WHAT IS REQUIRED → Can you rewrite the lines from the one with "Patent image size: (973, 938)." through the one with "The sensor 72 is at (690, 658)." as a numbered list, skipping any blank lines?

DATA LISTING →
···
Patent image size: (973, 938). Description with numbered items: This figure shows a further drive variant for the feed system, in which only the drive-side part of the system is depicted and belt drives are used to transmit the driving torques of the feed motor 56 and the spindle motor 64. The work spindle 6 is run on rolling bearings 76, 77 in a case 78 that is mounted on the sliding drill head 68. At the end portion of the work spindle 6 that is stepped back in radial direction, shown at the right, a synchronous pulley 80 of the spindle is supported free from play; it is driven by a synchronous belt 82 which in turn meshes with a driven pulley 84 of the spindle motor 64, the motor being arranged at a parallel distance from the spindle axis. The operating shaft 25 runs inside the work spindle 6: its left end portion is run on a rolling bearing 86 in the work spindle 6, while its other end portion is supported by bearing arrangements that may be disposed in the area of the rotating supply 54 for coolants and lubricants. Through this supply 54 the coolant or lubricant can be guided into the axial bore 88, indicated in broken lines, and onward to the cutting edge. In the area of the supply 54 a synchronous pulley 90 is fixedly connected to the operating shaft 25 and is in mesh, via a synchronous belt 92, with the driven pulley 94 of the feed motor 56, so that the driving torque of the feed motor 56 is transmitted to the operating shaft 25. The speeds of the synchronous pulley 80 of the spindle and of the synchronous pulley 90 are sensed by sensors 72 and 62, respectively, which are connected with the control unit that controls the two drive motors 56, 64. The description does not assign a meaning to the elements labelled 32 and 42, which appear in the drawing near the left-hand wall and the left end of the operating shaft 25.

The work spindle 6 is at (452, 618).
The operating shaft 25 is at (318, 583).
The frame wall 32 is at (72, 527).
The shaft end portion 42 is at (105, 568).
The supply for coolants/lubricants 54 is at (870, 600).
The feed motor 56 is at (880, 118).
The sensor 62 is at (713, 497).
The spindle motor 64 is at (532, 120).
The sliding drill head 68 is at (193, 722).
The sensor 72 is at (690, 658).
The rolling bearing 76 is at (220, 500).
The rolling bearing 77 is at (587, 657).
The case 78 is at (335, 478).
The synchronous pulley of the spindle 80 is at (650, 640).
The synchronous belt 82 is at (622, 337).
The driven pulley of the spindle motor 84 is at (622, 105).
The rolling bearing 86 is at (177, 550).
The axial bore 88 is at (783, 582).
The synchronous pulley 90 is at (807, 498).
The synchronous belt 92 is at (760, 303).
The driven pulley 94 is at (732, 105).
···
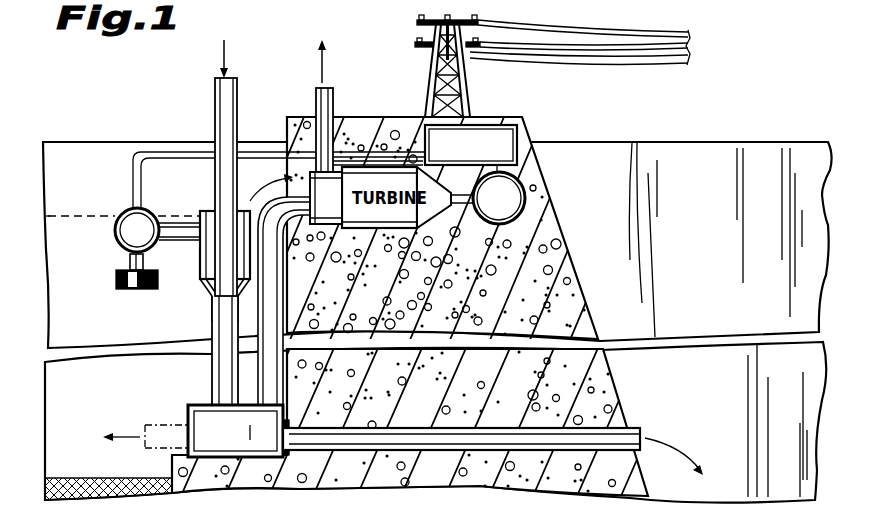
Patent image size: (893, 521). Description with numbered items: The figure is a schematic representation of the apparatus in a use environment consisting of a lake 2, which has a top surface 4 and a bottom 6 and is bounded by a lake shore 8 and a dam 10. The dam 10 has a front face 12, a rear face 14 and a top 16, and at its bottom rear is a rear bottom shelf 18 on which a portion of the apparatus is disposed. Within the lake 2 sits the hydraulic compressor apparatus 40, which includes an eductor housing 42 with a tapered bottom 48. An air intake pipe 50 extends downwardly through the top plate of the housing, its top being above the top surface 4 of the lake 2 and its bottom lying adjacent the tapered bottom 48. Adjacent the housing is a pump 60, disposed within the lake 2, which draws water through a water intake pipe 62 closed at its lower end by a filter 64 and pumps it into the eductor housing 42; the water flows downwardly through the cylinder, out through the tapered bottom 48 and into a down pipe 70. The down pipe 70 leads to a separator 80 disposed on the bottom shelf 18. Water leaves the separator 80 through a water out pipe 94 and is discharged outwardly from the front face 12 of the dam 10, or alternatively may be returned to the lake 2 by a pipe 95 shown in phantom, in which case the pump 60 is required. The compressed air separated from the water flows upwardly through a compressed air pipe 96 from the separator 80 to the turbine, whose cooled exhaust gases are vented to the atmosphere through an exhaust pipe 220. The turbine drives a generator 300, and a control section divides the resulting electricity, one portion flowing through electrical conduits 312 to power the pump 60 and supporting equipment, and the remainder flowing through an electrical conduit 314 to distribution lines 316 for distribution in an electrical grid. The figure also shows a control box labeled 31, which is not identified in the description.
···
TASK SOLUTION →
1. Patent image size: (973, 938). Description with numbered items: This figure shows a further drive variant for the feed system, in which only the drive-side part of the system is depicted and belt drives are used to transmit the driving torques of the feed motor 56 and the spindle motor 64. The work spindle 6 is run on rolling bearings 76, 77 in a case 78 that is mounted on the sliding drill head 68. At the end portion of the work spindle 6 that is stepped back in radial direction, shown at the right, a synchronous pulley 80 of the spindle is supported free from play; it is driven by a synchronous belt 82 which in turn meshes with a driven pulley 84 of the spindle motor 64, the motor being arranged at a parallel distance from the spindle axis. The operating shaft 25 runs inside the work spindle 6: its left end portion is run on a rolling bearing 86 in the work spindle 6, while its other end portion is supported by bearing arrangements that may be disposed in the area of the rotating supply 54 for coolants and lubricants. Through this supply 54 the coolant or lubricant can be guided into the axial bore 88, indicated in broken lines, and onward to the cutting edge. In the area of the supply 54 a synchronous pulley 90 is fixedly connected to the operating shaft 25 and is in mesh, via a synchronous belt 92, with the driven pulley 94 of the feed motor 56, so that the driving torque of the feed motor 56 is transmitted to the operating shaft 25. The speeds of the synchronous pulley 80 of the spindle and of the synchronous pulley 90 are sensed by sensors 72 and 62, respectively, which are connected with the control unit that controls the two drive motors 56, 64. The description does not assign a meaning to the elements labelled 32 and 42, which appear in the drawing near the left-hand wall and the left end of the operating shaft 25.
2. The work spindle 6 is at (452, 618).
3. The operating shaft 25 is at (318, 583).
4. The frame wall 32 is at (72, 527).
5. The shaft end portion 42 is at (105, 568).
6. The supply for coolants/lubricants 54 is at (870, 600).
7. The feed motor 56 is at (880, 118).
8. The sensor 62 is at (713, 497).
9. The spindle motor 64 is at (532, 120).
10. The sliding drill head 68 is at (193, 722).
11. The sensor 72 is at (690, 658).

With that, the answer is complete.